Type out every line below exactly as it reads.

::: DATA SUPPLIED :::

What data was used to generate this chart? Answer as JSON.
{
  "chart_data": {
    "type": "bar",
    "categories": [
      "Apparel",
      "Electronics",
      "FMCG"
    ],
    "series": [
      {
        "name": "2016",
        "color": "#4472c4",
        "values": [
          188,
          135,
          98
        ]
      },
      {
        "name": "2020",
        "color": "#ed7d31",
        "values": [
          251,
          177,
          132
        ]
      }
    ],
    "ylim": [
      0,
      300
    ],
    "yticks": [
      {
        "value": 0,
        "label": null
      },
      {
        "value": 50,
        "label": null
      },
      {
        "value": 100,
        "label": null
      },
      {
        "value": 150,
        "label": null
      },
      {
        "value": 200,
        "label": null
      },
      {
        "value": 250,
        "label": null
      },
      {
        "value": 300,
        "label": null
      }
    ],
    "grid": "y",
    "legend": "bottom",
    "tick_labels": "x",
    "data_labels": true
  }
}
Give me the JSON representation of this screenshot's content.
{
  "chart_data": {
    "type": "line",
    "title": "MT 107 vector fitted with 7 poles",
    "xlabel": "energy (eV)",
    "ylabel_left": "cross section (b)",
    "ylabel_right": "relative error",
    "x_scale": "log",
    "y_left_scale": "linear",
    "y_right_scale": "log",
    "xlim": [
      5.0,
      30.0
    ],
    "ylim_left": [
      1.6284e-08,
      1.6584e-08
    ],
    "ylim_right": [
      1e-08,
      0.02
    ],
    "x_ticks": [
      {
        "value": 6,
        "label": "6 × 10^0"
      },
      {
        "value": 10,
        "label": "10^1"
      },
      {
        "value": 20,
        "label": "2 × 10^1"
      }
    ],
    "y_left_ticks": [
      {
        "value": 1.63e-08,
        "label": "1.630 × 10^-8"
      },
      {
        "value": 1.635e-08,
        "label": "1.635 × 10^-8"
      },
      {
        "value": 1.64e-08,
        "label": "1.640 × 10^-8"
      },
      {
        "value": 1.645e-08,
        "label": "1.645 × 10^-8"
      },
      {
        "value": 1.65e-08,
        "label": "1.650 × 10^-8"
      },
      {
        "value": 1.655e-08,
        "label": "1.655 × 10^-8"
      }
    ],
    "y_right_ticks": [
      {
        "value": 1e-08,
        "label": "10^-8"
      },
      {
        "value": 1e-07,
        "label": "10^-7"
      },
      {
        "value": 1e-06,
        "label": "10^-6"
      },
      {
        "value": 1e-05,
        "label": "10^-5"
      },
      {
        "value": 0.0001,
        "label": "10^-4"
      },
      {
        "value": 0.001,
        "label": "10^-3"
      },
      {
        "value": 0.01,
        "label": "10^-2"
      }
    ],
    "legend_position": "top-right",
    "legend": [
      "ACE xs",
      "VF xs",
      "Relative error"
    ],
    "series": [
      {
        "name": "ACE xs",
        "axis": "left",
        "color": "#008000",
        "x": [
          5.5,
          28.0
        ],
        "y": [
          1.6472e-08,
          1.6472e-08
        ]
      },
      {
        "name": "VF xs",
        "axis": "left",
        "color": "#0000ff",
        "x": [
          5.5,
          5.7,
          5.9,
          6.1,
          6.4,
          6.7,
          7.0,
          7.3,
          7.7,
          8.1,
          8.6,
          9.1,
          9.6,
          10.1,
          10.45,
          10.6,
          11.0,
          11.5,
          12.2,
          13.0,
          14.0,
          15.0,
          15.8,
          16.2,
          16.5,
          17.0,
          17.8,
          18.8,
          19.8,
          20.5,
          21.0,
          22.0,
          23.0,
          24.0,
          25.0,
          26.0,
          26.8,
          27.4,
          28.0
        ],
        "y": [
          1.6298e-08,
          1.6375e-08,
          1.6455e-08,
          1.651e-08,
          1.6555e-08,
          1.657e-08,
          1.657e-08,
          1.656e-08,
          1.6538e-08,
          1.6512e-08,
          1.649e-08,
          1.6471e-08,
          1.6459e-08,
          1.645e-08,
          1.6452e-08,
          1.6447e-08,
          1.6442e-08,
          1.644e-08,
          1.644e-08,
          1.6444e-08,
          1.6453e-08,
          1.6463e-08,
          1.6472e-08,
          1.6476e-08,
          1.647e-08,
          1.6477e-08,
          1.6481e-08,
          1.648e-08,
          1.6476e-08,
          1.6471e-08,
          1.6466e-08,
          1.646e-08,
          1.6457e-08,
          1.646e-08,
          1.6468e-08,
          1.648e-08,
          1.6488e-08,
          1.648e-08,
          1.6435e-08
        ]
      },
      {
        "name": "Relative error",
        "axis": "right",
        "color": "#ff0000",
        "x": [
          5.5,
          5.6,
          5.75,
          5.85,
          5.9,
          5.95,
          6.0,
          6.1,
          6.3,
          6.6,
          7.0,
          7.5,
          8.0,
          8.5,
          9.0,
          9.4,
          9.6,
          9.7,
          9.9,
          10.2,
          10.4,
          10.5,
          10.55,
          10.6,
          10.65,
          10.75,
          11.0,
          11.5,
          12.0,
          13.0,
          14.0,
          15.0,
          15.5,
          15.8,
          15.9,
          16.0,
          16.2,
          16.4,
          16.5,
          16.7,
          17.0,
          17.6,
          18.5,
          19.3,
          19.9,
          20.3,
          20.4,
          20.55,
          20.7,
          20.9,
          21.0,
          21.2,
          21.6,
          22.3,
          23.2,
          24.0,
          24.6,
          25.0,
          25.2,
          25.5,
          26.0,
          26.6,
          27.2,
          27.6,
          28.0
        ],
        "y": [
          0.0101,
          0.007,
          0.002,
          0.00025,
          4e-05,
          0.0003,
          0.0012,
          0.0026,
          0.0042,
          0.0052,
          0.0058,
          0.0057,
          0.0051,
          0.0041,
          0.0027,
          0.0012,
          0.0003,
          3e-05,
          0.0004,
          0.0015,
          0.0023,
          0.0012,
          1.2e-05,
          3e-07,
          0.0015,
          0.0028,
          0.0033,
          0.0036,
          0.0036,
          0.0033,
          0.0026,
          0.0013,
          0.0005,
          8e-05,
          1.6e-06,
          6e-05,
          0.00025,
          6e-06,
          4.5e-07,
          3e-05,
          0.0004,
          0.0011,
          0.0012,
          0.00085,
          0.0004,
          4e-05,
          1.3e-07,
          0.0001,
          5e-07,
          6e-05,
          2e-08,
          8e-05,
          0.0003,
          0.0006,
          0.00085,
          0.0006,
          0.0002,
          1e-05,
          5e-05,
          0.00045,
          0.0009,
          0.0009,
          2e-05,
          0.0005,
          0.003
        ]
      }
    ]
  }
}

:::

# FINAL RESULT:
What data was used to generate this chart? Answer as JSON.
{
  "chart_data": {
    "type": "bar",
    "categories": [
      "Apparel",
      "Electronics",
      "FMCG"
    ],
    "series": [
      {
        "name": "2016",
        "color": "#4472c4",
        "values": [
          188,
          135,
          98
        ]
      },
      {
        "name": "2020",
        "color": "#ed7d31",
        "values": [
          251,
          177,
          132
        ]
      }
    ],
    "ylim": [
      0,
      300
    ],
    "yticks": [
      {
        "value": 0,
        "label": null
      },
      {
        "value": 50,
        "label": null
      },
      {
        "value": 100,
        "label": null
      },
      {
        "value": 150,
        "label": null
      },
      {
        "value": 200,
        "label": null
      },
      {
        "value": 250,
        "label": null
      },
      {
        "value": 300,
        "label": null
      }
    ],
    "grid": "y",
    "legend": "bottom",
    "tick_labels": "x",
    "data_labels": true
  }
}
Give me the JSON representation of this screenshot's content.
{
  "chart_data": {
    "type": "line",
    "title": "MT 107 vector fitted with 7 poles",
    "xlabel": "energy (eV)",
    "ylabel_left": "cross section (b)",
    "ylabel_right": "relative error",
    "x_scale": "log",
    "y_left_scale": "linear",
    "y_right_scale": "log",
    "xlim": [
      5.0,
      30.0
    ],
    "ylim_left": [
      1.6284e-08,
      1.6584e-08
    ],
    "ylim_right": [
      1e-08,
      0.02
    ],
    "x_ticks": [
      {
        "value": 6,
        "label": "6 × 10^0"
      },
      {
        "value": 10,
        "label": "10^1"
      },
      {
        "value": 20,
        "label": "2 × 10^1"
      }
    ],
    "y_left_ticks": [
      {
        "value": 1.63e-08,
        "label": "1.630 × 10^-8"
      },
      {
        "value": 1.635e-08,
        "label": "1.635 × 10^-8"
      },
      {
        "value": 1.64e-08,
        "label": "1.640 × 10^-8"
      },
      {
        "value": 1.645e-08,
        "label": "1.645 × 10^-8"
      },
      {
        "value": 1.65e-08,
        "label": "1.650 × 10^-8"
      },
      {
        "value": 1.655e-08,
        "label": "1.655 × 10^-8"
      }
    ],
    "y_right_ticks": [
      {
        "value": 1e-08,
        "label": "10^-8"
      },
      {
        "value": 1e-07,
        "label": "10^-7"
      },
      {
        "value": 1e-06,
        "label": "10^-6"
      },
      {
        "value": 1e-05,
        "label": "10^-5"
      },
      {
        "value": 0.0001,
        "label": "10^-4"
      },
      {
        "value": 0.001,
        "label": "10^-3"
      },
      {
        "value": 0.01,
        "label": "10^-2"
      }
    ],
    "legend_position": "top-right",
    "legend": [
      "ACE xs",
      "VF xs",
      "Relative error"
    ],
    "series": [
      {
        "name": "ACE xs",
        "axis": "left",
        "color": "#008000",
        "x": [
          5.5,
          28.0
        ],
        "y": [
          1.6472e-08,
          1.6472e-08
        ]
      },
      {
        "name": "VF xs",
        "axis": "left",
        "color": "#0000ff",
        "x": [
          5.5,
          5.7,
          5.9,
          6.1,
          6.4,
          6.7,
          7.0,
          7.3,
          7.7,
          8.1,
          8.6,
          9.1,
          9.6,
          10.1,
          10.45,
          10.6,
          11.0,
          11.5,
          12.2,
          13.0,
          14.0,
          15.0,
          15.8,
          16.2,
          16.5,
          17.0,
          17.8,
          18.8,
          19.8,
          20.5,
          21.0,
          22.0,
          23.0,
          24.0,
          25.0,
          26.0,
          26.8,
          27.4,
          28.0
        ],
        "y": [
          1.6298e-08,
          1.6375e-08,
          1.6455e-08,
          1.651e-08,
          1.6555e-08,
          1.657e-08,
          1.657e-08,
          1.656e-08,
          1.6538e-08,
          1.6512e-08,
          1.649e-08,
          1.6471e-08,
          1.6459e-08,
          1.645e-08,
          1.6452e-08,
          1.6447e-08,
          1.6442e-08,
          1.644e-08,
          1.644e-08,
          1.6444e-08,
          1.6453e-08,
          1.6463e-08,
          1.6472e-08,
          1.6476e-08,
          1.647e-08,
          1.6477e-08,
          1.6481e-08,
          1.648e-08,
          1.6476e-08,
          1.6471e-08,
          1.6466e-08,
          1.646e-08,
          1.6457e-08,
          1.646e-08,
          1.6468e-08,
          1.648e-08,
          1.6488e-08,
          1.648e-08,
          1.6435e-08
        ]
      },
      {
        "name": "Relative error",
        "axis": "right",
        "color": "#ff0000",
        "x": [
          5.5,
          5.6,
          5.75,
          5.85,
          5.9,
          5.95,
          6.0,
          6.1,
          6.3,
          6.6,
          7.0,
          7.5,
          8.0,
          8.5,
          9.0,
          9.4,
          9.6,
          9.7,
          9.9,
          10.2,
          10.4,
          10.5,
          10.55,
          10.6,
          10.65,
          10.75,
          11.0,
          11.5,
          12.0,
          13.0,
          14.0,
          15.0,
          15.5,
          15.8,
          15.9,
          16.0,
          16.2,
          16.4,
          16.5,
          16.7,
          17.0,
          17.6,
          18.5,
          19.3,
          19.9,
          20.3,
          20.4,
          20.55,
          20.7,
          20.9,
          21.0,
          21.2,
          21.6,
          22.3,
          23.2,
          24.0,
          24.6,
          25.0,
          25.2,
          25.5,
          26.0,
          26.6,
          27.2,
          27.6,
          28.0
        ],
        "y": [
          0.0101,
          0.007,
          0.002,
          0.00025,
          4e-05,
          0.0003,
          0.0012,
          0.0026,
          0.0042,
          0.0052,
          0.0058,
          0.0057,
          0.0051,
          0.0041,
          0.0027,
          0.0012,
          0.0003,
          3e-05,
          0.0004,
          0.0015,
          0.0023,
          0.0012,
          1.2e-05,
          3e-07,
          0.0015,
          0.0028,
          0.0033,
          0.0036,
          0.0036,
          0.0033,
          0.0026,
          0.0013,
          0.0005,
          8e-05,
          1.6e-06,
          6e-05,
          0.00025,
          6e-06,
          4.5e-07,
          3e-05,
          0.0004,
          0.0011,
          0.0012,
          0.00085,
          0.0004,
          4e-05,
          1.3e-07,
          0.0001,
          5e-07,
          6e-05,
          2e-08,
          8e-05,
          0.0003,
          0.0006,
          0.00085,
          0.0006,
          0.0002,
          1e-05,
          5e-05,
          0.00045,
          0.0009,
          0.0009,
          2e-05,
          0.0005,
          0.003
        ]
      }
    ]
  }
}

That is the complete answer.